Excerpted data>
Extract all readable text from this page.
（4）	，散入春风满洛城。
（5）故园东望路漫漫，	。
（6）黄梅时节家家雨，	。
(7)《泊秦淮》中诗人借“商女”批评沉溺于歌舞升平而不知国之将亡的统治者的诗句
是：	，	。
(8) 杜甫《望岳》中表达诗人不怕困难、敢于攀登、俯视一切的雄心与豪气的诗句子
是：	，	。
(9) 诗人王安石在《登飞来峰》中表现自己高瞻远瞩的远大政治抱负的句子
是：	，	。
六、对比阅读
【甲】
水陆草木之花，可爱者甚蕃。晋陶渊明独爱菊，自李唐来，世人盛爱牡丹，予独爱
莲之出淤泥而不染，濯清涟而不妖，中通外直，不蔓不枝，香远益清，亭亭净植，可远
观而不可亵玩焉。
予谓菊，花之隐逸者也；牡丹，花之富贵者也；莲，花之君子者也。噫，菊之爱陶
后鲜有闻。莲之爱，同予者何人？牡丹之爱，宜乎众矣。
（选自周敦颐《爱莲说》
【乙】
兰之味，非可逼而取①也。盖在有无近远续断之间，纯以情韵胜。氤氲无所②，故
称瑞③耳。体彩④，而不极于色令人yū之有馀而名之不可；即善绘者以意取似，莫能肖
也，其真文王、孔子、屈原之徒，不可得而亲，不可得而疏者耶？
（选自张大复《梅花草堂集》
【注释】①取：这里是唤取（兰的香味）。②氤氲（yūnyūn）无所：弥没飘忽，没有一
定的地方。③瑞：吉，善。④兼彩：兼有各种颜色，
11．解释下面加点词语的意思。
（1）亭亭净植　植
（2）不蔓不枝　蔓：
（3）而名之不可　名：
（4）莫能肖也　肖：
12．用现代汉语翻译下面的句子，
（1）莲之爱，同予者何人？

What the task asks> Set down all of the data above, word for word.

Result below>
Extract all readable text from this page.
（4）	，散入春风满洛城。
（5）故园东望路漫漫，	。
（6）黄梅时节家家雨，	。
(7)《泊秦淮》中诗人借“商女”批评沉溺于歌舞升平而不知国之将亡的统治者的诗句
是：	，	。
(8) 杜甫《望岳》中表达诗人不怕困难、敢于攀登、俯视一切的雄心与豪气的诗句子
是：	，	。
(9) 诗人王安石在《登飞来峰》中表现自己高瞻远瞩的远大政治抱负的句子
是：	，	。
六、对比阅读
【甲】
水陆草木之花，可爱者甚蕃。晋陶渊明独爱菊，自李唐来，世人盛爱牡丹，予独爱
莲之出淤泥而不染，濯清涟而不妖，中通外直，不蔓不枝，香远益清，亭亭净植，可远
观而不可亵玩焉。
予谓菊，花之隐逸者也；牡丹，花之富贵者也；莲，花之君子者也。噫，菊之爱陶
后鲜有闻。莲之爱，同予者何人？牡丹之爱，宜乎众矣。
（选自周敦颐《爱莲说》
【乙】
兰之味，非可逼而取①也。盖在有无近远续断之间，纯以情韵胜。氤氲无所②，故
称瑞③耳。体彩④，而不极于色令人yū之有馀而名之不可；即善绘者以意取似，莫能肖
也，其真文王、孔子、屈原之徒，不可得而亲，不可得而疏者耶？
（选自张大复《梅花草堂集》
【注释】①取：这里是唤取（兰的香味）。②氤氲（yūnyūn）无所：弥没飘忽，没有一
定的地方。③瑞：吉，善。④兼彩：兼有各种颜色，
11．解释下面加点词语的意思。
（1）亭亭净植　植
（2）不蔓不枝　蔓：
（3）而名之不可　名：
（4）莫能肖也　肖：
12．用现代汉语翻译下面的句子，
（1）莲之爱，同予者何人？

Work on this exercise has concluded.